__Written problem__.
For the data below, work out how many lines include the string "WAKEFIELD" and report only the number.

[A run of records]
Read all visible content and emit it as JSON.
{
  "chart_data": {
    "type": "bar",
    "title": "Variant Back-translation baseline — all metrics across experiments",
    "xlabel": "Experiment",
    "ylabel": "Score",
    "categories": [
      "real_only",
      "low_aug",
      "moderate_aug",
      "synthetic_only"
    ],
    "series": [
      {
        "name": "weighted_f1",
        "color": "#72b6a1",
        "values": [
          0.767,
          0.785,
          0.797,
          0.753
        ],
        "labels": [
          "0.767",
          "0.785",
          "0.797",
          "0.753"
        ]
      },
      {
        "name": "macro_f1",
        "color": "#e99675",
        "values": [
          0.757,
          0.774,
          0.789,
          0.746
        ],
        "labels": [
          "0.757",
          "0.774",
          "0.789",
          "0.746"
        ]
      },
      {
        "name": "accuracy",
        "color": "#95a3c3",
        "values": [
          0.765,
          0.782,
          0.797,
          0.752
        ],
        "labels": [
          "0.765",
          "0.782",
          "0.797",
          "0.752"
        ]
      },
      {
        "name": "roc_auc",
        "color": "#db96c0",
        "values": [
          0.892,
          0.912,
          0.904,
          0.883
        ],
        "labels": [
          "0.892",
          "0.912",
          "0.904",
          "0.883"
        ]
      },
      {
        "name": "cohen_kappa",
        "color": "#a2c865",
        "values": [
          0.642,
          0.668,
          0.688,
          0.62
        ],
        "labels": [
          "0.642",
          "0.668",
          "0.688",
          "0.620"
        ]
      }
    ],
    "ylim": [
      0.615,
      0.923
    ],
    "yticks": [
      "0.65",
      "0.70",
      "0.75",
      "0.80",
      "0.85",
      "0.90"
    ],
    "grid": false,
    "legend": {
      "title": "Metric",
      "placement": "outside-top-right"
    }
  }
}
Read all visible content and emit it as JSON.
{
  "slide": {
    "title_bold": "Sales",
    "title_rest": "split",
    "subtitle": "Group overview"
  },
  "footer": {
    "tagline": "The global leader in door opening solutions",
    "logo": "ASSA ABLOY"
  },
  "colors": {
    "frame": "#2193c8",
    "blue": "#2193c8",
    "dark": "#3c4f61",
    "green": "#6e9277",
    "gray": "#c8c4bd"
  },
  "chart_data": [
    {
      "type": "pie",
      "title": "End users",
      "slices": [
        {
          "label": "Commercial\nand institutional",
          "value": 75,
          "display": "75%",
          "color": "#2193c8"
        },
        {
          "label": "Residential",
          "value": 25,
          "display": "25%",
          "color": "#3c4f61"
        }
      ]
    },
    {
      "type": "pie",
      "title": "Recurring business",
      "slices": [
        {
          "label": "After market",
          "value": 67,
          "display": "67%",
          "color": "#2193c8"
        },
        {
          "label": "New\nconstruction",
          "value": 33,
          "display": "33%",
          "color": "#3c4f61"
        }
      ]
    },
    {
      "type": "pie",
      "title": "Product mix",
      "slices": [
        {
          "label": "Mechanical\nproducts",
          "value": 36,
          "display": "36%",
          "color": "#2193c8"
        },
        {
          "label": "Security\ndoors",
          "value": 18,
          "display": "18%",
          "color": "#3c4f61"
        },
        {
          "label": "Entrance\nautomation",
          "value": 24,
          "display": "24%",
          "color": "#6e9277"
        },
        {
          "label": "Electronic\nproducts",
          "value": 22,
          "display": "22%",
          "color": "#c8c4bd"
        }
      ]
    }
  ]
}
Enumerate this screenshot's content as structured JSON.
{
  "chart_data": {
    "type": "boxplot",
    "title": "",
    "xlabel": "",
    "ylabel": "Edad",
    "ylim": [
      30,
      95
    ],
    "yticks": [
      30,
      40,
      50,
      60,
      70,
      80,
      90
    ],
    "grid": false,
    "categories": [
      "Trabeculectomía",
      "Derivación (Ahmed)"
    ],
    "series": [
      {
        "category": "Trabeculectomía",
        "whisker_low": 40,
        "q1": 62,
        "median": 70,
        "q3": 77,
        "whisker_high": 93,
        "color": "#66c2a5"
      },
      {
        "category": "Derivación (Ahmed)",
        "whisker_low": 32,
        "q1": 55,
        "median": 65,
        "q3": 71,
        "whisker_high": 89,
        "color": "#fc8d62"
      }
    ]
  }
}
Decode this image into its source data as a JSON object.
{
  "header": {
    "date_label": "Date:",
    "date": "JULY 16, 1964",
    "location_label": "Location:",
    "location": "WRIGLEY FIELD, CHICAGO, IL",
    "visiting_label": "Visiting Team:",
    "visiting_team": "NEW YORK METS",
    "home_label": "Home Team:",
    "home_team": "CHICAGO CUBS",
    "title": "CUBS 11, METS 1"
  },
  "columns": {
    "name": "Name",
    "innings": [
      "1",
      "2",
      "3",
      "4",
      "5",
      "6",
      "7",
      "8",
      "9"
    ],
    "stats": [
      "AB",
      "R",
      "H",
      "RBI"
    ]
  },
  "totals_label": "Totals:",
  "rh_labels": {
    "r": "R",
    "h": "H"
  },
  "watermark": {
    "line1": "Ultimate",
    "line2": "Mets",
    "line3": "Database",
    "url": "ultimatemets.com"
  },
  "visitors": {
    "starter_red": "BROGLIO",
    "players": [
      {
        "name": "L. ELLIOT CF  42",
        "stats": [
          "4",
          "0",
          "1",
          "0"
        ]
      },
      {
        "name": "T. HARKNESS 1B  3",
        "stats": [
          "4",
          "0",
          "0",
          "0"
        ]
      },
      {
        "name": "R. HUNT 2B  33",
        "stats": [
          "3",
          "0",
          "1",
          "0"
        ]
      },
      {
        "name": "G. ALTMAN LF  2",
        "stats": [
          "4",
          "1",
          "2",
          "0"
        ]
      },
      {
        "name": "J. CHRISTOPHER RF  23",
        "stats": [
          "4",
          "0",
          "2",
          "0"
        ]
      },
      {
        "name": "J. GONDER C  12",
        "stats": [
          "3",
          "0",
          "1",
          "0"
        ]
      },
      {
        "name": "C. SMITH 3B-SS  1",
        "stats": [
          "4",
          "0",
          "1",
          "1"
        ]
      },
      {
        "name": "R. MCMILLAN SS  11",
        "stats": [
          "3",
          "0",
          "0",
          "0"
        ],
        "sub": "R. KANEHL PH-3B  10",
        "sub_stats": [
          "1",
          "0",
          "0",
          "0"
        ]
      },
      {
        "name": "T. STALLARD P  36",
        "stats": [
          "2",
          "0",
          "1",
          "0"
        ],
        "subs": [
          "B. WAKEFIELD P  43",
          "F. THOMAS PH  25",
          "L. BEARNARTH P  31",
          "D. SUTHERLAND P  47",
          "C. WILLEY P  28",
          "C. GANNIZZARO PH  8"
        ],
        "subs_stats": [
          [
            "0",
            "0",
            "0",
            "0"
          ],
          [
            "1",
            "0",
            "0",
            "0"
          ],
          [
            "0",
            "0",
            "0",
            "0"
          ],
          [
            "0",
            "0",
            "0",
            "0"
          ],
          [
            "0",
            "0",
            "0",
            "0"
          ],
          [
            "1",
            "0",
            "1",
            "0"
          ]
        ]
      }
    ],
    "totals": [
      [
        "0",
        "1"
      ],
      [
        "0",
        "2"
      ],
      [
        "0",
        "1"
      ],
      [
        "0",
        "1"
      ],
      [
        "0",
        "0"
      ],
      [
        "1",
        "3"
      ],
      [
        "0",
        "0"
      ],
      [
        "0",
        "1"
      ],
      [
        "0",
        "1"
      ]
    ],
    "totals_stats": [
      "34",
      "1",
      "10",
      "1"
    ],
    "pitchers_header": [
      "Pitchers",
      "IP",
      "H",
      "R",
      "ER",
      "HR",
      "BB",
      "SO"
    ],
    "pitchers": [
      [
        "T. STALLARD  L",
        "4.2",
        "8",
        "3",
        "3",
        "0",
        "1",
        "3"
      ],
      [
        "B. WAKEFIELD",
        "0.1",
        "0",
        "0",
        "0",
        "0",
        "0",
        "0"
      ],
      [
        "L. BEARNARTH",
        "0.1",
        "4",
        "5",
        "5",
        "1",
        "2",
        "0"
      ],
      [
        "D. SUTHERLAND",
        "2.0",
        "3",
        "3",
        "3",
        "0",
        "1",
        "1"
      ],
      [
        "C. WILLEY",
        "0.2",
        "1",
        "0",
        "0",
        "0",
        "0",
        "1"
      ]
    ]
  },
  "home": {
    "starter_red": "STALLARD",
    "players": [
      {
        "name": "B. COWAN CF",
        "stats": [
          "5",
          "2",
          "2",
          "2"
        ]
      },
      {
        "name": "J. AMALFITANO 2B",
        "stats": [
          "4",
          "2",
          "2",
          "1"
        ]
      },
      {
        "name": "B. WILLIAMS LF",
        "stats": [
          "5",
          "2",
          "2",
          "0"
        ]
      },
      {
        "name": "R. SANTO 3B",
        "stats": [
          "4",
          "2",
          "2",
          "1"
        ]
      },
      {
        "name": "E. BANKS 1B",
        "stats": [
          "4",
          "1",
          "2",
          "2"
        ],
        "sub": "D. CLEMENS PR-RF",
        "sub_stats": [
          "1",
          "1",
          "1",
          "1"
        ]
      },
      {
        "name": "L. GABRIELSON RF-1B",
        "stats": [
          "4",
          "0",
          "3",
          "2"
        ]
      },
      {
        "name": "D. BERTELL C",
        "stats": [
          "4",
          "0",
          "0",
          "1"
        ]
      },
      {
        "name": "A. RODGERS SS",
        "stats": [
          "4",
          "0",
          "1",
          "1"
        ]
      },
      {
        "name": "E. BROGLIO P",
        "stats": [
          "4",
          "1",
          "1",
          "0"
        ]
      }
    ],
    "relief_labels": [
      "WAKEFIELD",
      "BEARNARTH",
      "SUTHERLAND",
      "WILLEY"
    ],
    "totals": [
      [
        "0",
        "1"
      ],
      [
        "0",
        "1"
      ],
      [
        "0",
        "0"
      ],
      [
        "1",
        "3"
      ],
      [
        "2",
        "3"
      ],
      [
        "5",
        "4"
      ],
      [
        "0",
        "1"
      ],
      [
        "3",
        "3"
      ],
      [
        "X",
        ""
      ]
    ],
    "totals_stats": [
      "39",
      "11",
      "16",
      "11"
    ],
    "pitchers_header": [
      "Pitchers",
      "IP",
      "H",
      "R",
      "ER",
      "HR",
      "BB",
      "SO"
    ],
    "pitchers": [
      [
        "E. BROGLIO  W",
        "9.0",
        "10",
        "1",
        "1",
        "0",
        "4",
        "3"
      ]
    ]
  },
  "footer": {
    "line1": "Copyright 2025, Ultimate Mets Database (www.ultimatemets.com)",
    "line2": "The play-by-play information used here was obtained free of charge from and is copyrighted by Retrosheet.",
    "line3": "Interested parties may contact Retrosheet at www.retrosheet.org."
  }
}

__Exercise response__.
3